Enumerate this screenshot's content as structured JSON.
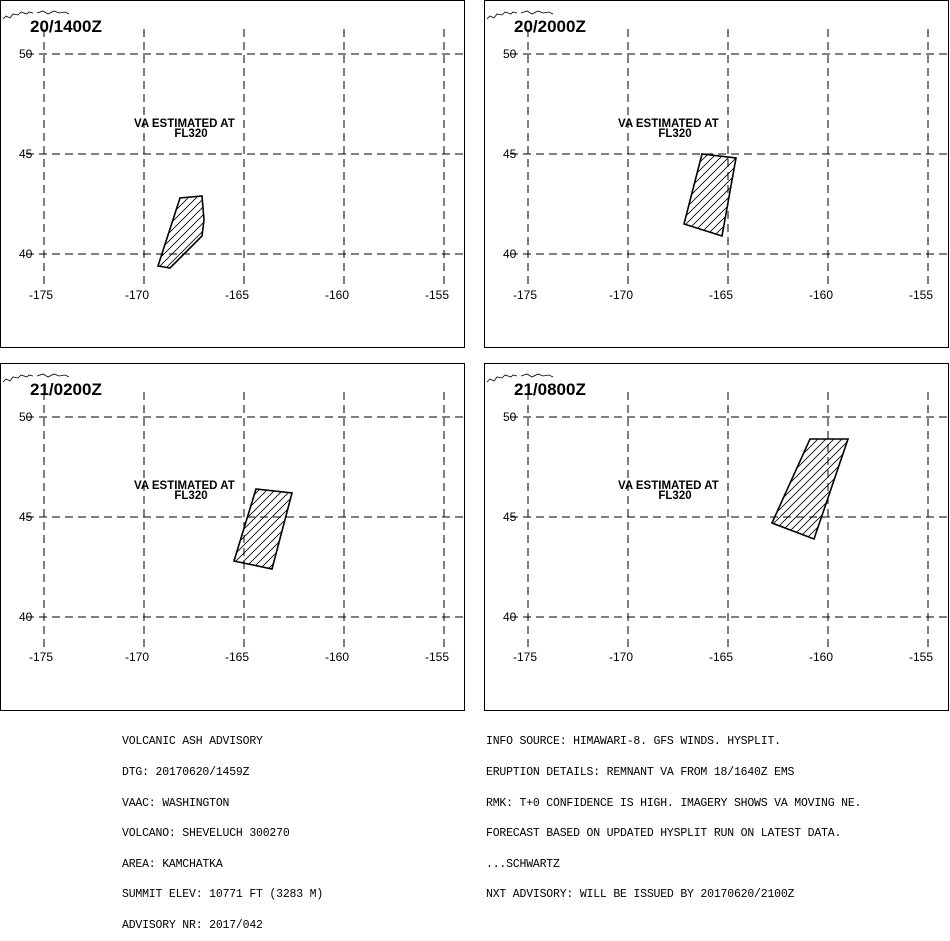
{
  "map": {
    "lon_ticks": [
      "-175",
      "-170",
      "-165",
      "-160",
      "-155"
    ],
    "lat_ticks": [
      "50",
      "45",
      "40"
    ],
    "lon_range": [
      -175,
      -155
    ],
    "lat_range": [
      40,
      50
    ],
    "grid": "dashed",
    "hatch": "diagonal"
  },
  "panels": [
    {
      "title": "20/1400Z",
      "va_label": "VA ESTIMATED AT",
      "fl_label": "FL320",
      "polygon": [
        [
          -169.3,
          39.4
        ],
        [
          -168.7,
          39.3
        ],
        [
          -167.1,
          40.9
        ],
        [
          -167.0,
          41.7
        ],
        [
          -167.1,
          42.9
        ],
        [
          -168.2,
          42.8
        ]
      ]
    },
    {
      "title": "20/2000Z",
      "va_label": "VA ESTIMATED AT",
      "fl_label": "FL320",
      "polygon": [
        [
          -167.2,
          41.5
        ],
        [
          -166.3,
          45.0
        ],
        [
          -164.6,
          44.8
        ],
        [
          -165.3,
          40.9
        ]
      ]
    },
    {
      "title": "21/0200Z",
      "va_label": "VA ESTIMATED AT",
      "fl_label": "FL320",
      "polygon": [
        [
          -165.5,
          42.8
        ],
        [
          -164.4,
          46.4
        ],
        [
          -162.6,
          46.2
        ],
        [
          -163.6,
          42.4
        ]
      ]
    },
    {
      "title": "21/0800Z",
      "va_label": "VA ESTIMATED AT",
      "fl_label": "FL320",
      "polygon": [
        [
          -162.8,
          44.7
        ],
        [
          -160.9,
          48.9
        ],
        [
          -159.0,
          48.9
        ],
        [
          -160.7,
          43.9
        ]
      ]
    }
  ],
  "advisory_left": [
    "VOLCANIC ASH ADVISORY",
    "DTG: 20170620/1459Z",
    "VAAC: WASHINGTON",
    "VOLCANO: SHEVELUCH 300270",
    "AREA: KAMCHATKA",
    "SUMMIT ELEV: 10771 FT (3283 M)",
    "ADVISORY NR: 2017/042"
  ],
  "advisory_right": [
    "INFO SOURCE: HIMAWARI-8. GFS WINDS. HYSPLIT.",
    "ERUPTION DETAILS: REMNANT VA FROM 18/1640Z EMS",
    "RMK: T+0 CONFIDENCE IS HIGH. IMAGERY SHOWS VA MOVING NE.",
    "FORECAST BASED ON UPDATED HYSPLIT RUN ON LATEST DATA.",
    "...SCHWARTZ",
    "NXT ADVISORY: WILL BE ISSUED BY 20170620/2100Z"
  ]
}
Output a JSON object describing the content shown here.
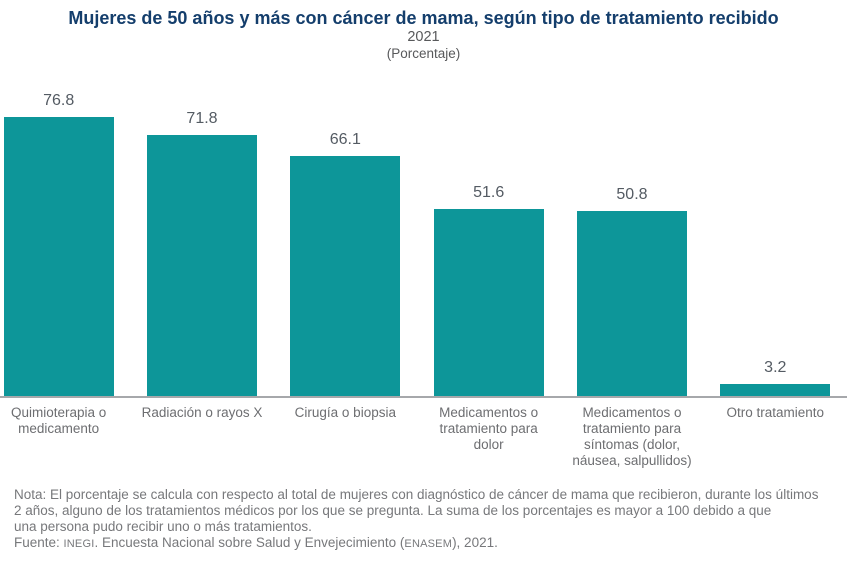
{
  "header": {
    "title": "Mujeres de 50 años y más con cáncer de mama, según tipo de tratamiento recibido",
    "year": "2021",
    "unit_label": "(Porcentaje)"
  },
  "chart_data": {
    "type": "bar",
    "title": "Mujeres de 50 años y más con cáncer de mama, según tipo de tratamiento recibido",
    "subtitle": "2021",
    "unit": "Porcentaje",
    "categories": [
      "Quimioterapia o medicamento",
      "Radiación o rayos X",
      "Cirugía o biopsia",
      "Medicamentos o tratamiento para dolor",
      "Medicamentos o tratamiento para síntomas (dolor, náusea, salpullidos)",
      "Otro tratamiento"
    ],
    "values": [
      76.8,
      71.8,
      66.1,
      51.6,
      50.8,
      3.2
    ],
    "ylim": [
      0,
      85
    ],
    "grid": false,
    "legend": "none",
    "data_labels": true,
    "bar_color": "#0d9699"
  },
  "footer": {
    "note_lines": [
      "Nota: El porcentaje se calcula con respecto al total de mujeres con diagnóstico de cáncer de mama que recibieron, durante los últimos",
      "2 años, alguno de los tratamientos médicos por los que se pregunta. La suma de los porcentajes es mayor a 100 debido a que",
      "una persona pudo recibir uno o más tratamientos."
    ],
    "source_prefix": "Fuente: ",
    "source_org": "INEGI",
    "source_mid": ". Encuesta Nacional sobre Salud y Envejecimiento (",
    "source_acronym": "ENASEM",
    "source_suffix": "), 2021."
  },
  "colors": {
    "title": "#143e6c",
    "subtitle": "#58595b",
    "bar": "#0d9699",
    "value_label": "#545b63",
    "category_label": "#6d6e71",
    "note": "#77787b",
    "axis_line": "#a6a8ab"
  }
}
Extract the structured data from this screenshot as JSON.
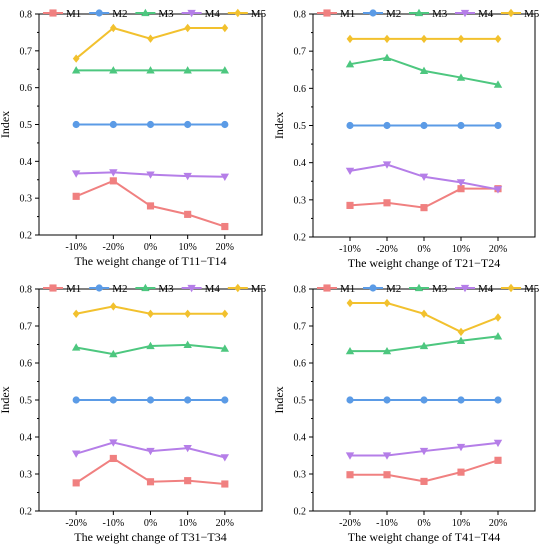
{
  "chart_data": [
    {
      "type": "line",
      "xlabel": "The weight change of T11−T14",
      "ylabel": "Index",
      "categories": [
        "-10%",
        "-20%",
        "0%",
        "10%",
        "20%"
      ],
      "ylim": [
        0.2,
        0.8
      ],
      "yticks": [
        0.2,
        0.3,
        0.4,
        0.5,
        0.6,
        0.7,
        0.8
      ],
      "legend": "top",
      "grid": false,
      "series": [
        {
          "name": "M1",
          "values": [
            0.305,
            0.347,
            0.279,
            0.256,
            0.223
          ]
        },
        {
          "name": "M2",
          "values": [
            0.5,
            0.5,
            0.5,
            0.5,
            0.5
          ]
        },
        {
          "name": "M3",
          "values": [
            0.647,
            0.647,
            0.647,
            0.647,
            0.647
          ]
        },
        {
          "name": "M4",
          "values": [
            0.367,
            0.37,
            0.364,
            0.36,
            0.358
          ]
        },
        {
          "name": "M5",
          "values": [
            0.679,
            0.762,
            0.733,
            0.762,
            0.762
          ]
        }
      ]
    },
    {
      "type": "line",
      "xlabel": "The weight change of T21−T24",
      "ylabel": "Index",
      "categories": [
        "-10%",
        "-20%",
        "0%",
        "10%",
        "20%"
      ],
      "ylim": [
        0.2,
        0.8
      ],
      "yticks": [
        0.2,
        0.3,
        0.4,
        0.5,
        0.6,
        0.7,
        0.8
      ],
      "legend": "top",
      "grid": false,
      "series": [
        {
          "name": "M1",
          "values": [
            0.285,
            0.292,
            0.279,
            0.33,
            0.33
          ]
        },
        {
          "name": "M2",
          "values": [
            0.5,
            0.5,
            0.5,
            0.5,
            0.5
          ]
        },
        {
          "name": "M3",
          "values": [
            0.665,
            0.682,
            0.647,
            0.629,
            0.61
          ]
        },
        {
          "name": "M4",
          "values": [
            0.378,
            0.395,
            0.362,
            0.347,
            0.328
          ]
        },
        {
          "name": "M5",
          "values": [
            0.733,
            0.733,
            0.733,
            0.733,
            0.733
          ]
        }
      ]
    },
    {
      "type": "line",
      "xlabel": "The weight change of T31−T34",
      "ylabel": "Index",
      "categories": [
        "-20%",
        "-10%",
        "0%",
        "10%",
        "20%"
      ],
      "ylim": [
        0.2,
        0.8
      ],
      "yticks": [
        0.2,
        0.3,
        0.4,
        0.5,
        0.6,
        0.7,
        0.8
      ],
      "legend": "top",
      "grid": false,
      "series": [
        {
          "name": "M1",
          "values": [
            0.276,
            0.342,
            0.279,
            0.282,
            0.273
          ]
        },
        {
          "name": "M2",
          "values": [
            0.5,
            0.5,
            0.5,
            0.5,
            0.5
          ]
        },
        {
          "name": "M3",
          "values": [
            0.642,
            0.624,
            0.646,
            0.649,
            0.639
          ]
        },
        {
          "name": "M4",
          "values": [
            0.355,
            0.385,
            0.362,
            0.37,
            0.345
          ]
        },
        {
          "name": "M5",
          "values": [
            0.733,
            0.753,
            0.733,
            0.733,
            0.733
          ]
        }
      ]
    },
    {
      "type": "line",
      "xlabel": "The weight change of T41−T44",
      "ylabel": "Index",
      "categories": [
        "-20%",
        "-10%",
        "0%",
        "10%",
        "20%"
      ],
      "ylim": [
        0.2,
        0.8
      ],
      "yticks": [
        0.2,
        0.3,
        0.4,
        0.5,
        0.6,
        0.7,
        0.8
      ],
      "legend": "top",
      "grid": false,
      "series": [
        {
          "name": "M1",
          "values": [
            0.298,
            0.298,
            0.28,
            0.305,
            0.337
          ]
        },
        {
          "name": "M2",
          "values": [
            0.5,
            0.5,
            0.5,
            0.5,
            0.5
          ]
        },
        {
          "name": "M3",
          "values": [
            0.632,
            0.632,
            0.646,
            0.66,
            0.672
          ]
        },
        {
          "name": "M4",
          "values": [
            0.35,
            0.35,
            0.362,
            0.373,
            0.384
          ]
        },
        {
          "name": "M5",
          "values": [
            0.762,
            0.762,
            0.733,
            0.684,
            0.723
          ]
        }
      ]
    }
  ],
  "series_styles": [
    {
      "name": "M1",
      "color": "#F08080",
      "marker": "square"
    },
    {
      "name": "M2",
      "color": "#5B9BE6",
      "marker": "circle"
    },
    {
      "name": "M3",
      "color": "#4DC77F",
      "marker": "triangle-up"
    },
    {
      "name": "M4",
      "color": "#B57EE8",
      "marker": "triangle-down"
    },
    {
      "name": "M5",
      "color": "#F2C12E",
      "marker": "diamond"
    }
  ]
}
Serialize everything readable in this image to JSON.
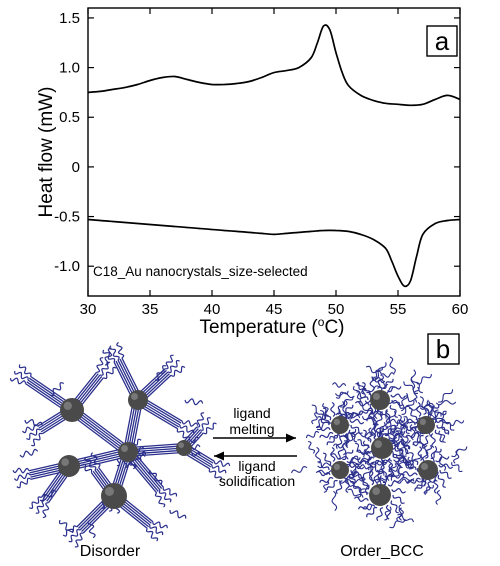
{
  "panel_a": {
    "label": "a",
    "annotation": "C18_Au nanocrystals_size-selected",
    "xlabel": "Temperature (",
    "xlabel_sup": "o",
    "xlabel_unit": "C)",
    "ylabel": "Heat flow (mW)",
    "chart_data": {
      "type": "line",
      "xlabel": "Temperature (°C)",
      "ylabel": "Heat flow (mW)",
      "xlim": [
        30,
        60
      ],
      "ylim": [
        -1.3,
        1.6
      ],
      "x_ticks": [
        "30",
        "35",
        "40",
        "45",
        "50",
        "55",
        "60"
      ],
      "y_ticks": [
        "-1.0",
        "-0.5",
        "0",
        "0.5",
        "1.0",
        "1.5"
      ],
      "grid": false,
      "series": [
        {
          "x": [
            30,
            31,
            32,
            33,
            34,
            35,
            36,
            37,
            38,
            39,
            40,
            41,
            42,
            43,
            44,
            45,
            46,
            47,
            48,
            48.5,
            49,
            49.5,
            50,
            50.5,
            51,
            52,
            53,
            54,
            55,
            56,
            57,
            58,
            59,
            60
          ],
          "y": [
            0.75,
            0.76,
            0.78,
            0.8,
            0.83,
            0.87,
            0.9,
            0.91,
            0.88,
            0.85,
            0.83,
            0.83,
            0.84,
            0.86,
            0.9,
            0.95,
            0.97,
            1.0,
            1.1,
            1.25,
            1.42,
            1.38,
            1.15,
            0.95,
            0.82,
            0.72,
            0.67,
            0.64,
            0.63,
            0.62,
            0.63,
            0.68,
            0.72,
            0.68
          ]
        },
        {
          "x": [
            30,
            31,
            32,
            33,
            34,
            35,
            36,
            37,
            38,
            39,
            40,
            41,
            42,
            43,
            44,
            45,
            46,
            47,
            48,
            49,
            50,
            51,
            52,
            53,
            54,
            54.5,
            55,
            55.5,
            56,
            56.5,
            57,
            58,
            59,
            60
          ],
          "y": [
            -0.53,
            -0.54,
            -0.55,
            -0.56,
            -0.57,
            -0.58,
            -0.59,
            -0.6,
            -0.61,
            -0.62,
            -0.63,
            -0.64,
            -0.65,
            -0.66,
            -0.67,
            -0.68,
            -0.67,
            -0.66,
            -0.65,
            -0.64,
            -0.64,
            -0.65,
            -0.68,
            -0.73,
            -0.82,
            -0.95,
            -1.1,
            -1.2,
            -1.15,
            -0.9,
            -0.68,
            -0.57,
            -0.54,
            -0.53
          ]
        }
      ]
    }
  },
  "panel_b": {
    "label": "b",
    "left_caption": "Disorder",
    "right_caption": "Order_BCC",
    "arrow_top_line1": "ligand",
    "arrow_top_line2": "melting",
    "arrow_bottom_line1": "ligand",
    "arrow_bottom_line2": "solidification",
    "colors": {
      "ligand": "#2a2f8c",
      "particle": "#4a4a4a"
    }
  }
}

====

* [DESCRIPTION OF THE TASK] Your task is to list each line of the records with the word "dolor".

* [SOLUTION FOR THIS PROBLEM]
      "Medicamentos o tratamiento para dolor",
      "Medicamentos o tratamiento para síntomas (dolor, náusea, salpullidos)",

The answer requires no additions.